-------- Given data

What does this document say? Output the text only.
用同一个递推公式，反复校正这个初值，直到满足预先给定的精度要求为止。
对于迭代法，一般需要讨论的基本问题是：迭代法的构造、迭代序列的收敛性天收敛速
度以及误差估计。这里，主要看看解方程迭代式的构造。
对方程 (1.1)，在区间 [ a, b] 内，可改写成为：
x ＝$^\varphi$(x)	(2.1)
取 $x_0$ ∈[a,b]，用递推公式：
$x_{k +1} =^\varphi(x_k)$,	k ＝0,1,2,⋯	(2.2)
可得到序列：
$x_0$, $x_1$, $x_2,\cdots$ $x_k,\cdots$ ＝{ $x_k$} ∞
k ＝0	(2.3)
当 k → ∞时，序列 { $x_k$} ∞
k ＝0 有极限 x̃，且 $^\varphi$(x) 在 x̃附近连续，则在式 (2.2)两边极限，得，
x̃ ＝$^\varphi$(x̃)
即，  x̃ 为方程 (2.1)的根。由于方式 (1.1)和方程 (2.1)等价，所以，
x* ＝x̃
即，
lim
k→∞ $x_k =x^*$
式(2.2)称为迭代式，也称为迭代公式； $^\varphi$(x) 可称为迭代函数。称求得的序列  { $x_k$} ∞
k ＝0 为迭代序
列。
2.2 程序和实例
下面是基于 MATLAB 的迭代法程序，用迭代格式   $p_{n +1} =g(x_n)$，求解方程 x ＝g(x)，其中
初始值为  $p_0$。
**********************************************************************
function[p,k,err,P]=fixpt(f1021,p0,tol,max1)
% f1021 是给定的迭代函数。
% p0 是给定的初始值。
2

----------------
-------- Given data

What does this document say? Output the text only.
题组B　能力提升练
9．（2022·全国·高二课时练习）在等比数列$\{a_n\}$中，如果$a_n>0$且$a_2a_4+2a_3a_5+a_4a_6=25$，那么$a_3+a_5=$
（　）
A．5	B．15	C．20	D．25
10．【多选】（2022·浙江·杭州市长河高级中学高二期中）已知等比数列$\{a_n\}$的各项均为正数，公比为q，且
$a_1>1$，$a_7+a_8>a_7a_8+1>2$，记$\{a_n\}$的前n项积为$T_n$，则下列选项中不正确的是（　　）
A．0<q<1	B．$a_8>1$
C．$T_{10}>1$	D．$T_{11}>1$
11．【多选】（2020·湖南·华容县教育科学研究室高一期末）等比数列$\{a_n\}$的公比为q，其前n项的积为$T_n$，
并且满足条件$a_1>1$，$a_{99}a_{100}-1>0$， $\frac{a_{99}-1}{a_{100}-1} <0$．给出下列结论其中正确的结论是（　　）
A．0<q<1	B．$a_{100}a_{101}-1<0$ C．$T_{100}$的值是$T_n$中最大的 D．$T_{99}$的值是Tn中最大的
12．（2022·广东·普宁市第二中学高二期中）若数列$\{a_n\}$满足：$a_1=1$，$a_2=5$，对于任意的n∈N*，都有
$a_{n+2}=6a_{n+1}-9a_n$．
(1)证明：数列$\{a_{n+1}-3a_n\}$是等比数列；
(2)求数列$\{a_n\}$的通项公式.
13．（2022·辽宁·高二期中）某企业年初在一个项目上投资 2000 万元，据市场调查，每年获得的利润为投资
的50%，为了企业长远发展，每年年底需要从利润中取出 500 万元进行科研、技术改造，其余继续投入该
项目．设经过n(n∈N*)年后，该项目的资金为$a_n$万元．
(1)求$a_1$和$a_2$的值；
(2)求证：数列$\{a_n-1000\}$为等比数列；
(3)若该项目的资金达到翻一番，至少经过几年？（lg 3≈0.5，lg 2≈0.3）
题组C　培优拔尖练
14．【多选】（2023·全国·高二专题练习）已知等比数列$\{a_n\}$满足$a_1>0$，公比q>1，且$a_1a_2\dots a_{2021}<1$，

----------------
-------- Given data

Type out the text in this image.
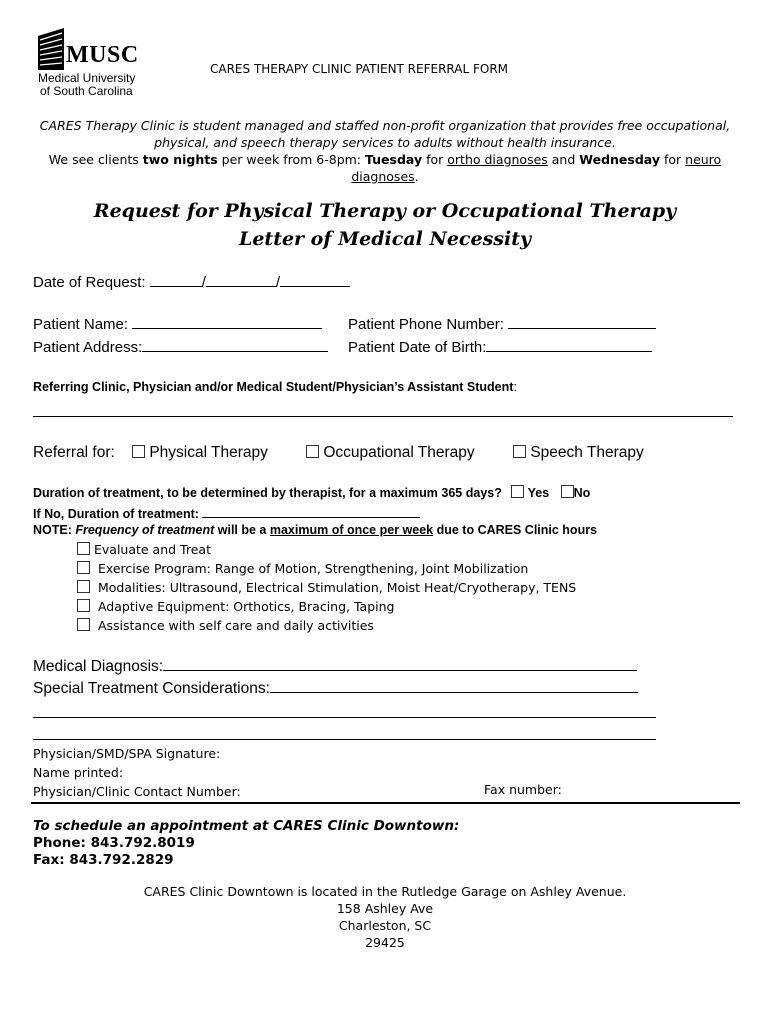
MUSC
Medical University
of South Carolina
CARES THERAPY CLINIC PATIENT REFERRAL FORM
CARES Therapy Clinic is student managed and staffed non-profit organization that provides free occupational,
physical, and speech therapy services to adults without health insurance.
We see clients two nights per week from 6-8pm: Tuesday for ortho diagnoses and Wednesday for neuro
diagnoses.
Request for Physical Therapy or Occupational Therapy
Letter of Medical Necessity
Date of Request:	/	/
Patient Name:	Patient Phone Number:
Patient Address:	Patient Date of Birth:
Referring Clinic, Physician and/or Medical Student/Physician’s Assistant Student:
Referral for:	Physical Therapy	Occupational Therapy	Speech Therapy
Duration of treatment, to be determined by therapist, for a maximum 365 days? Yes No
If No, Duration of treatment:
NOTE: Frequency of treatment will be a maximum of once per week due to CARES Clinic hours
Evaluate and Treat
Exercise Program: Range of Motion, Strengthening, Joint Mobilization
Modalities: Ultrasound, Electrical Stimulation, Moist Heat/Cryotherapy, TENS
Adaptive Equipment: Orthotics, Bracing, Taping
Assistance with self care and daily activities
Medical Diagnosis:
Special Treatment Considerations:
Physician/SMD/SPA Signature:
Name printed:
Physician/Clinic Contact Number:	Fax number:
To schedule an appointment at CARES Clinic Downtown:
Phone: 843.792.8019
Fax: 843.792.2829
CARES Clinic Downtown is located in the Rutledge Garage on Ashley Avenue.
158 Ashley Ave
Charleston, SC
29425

----------------

Go through the material and copy out every line with "diagnoses" in it.

_Solution_
We see clients two nights per week from 6-8pm: Tuesday for ortho diagnoses and Wednesday for neuro
diagnoses.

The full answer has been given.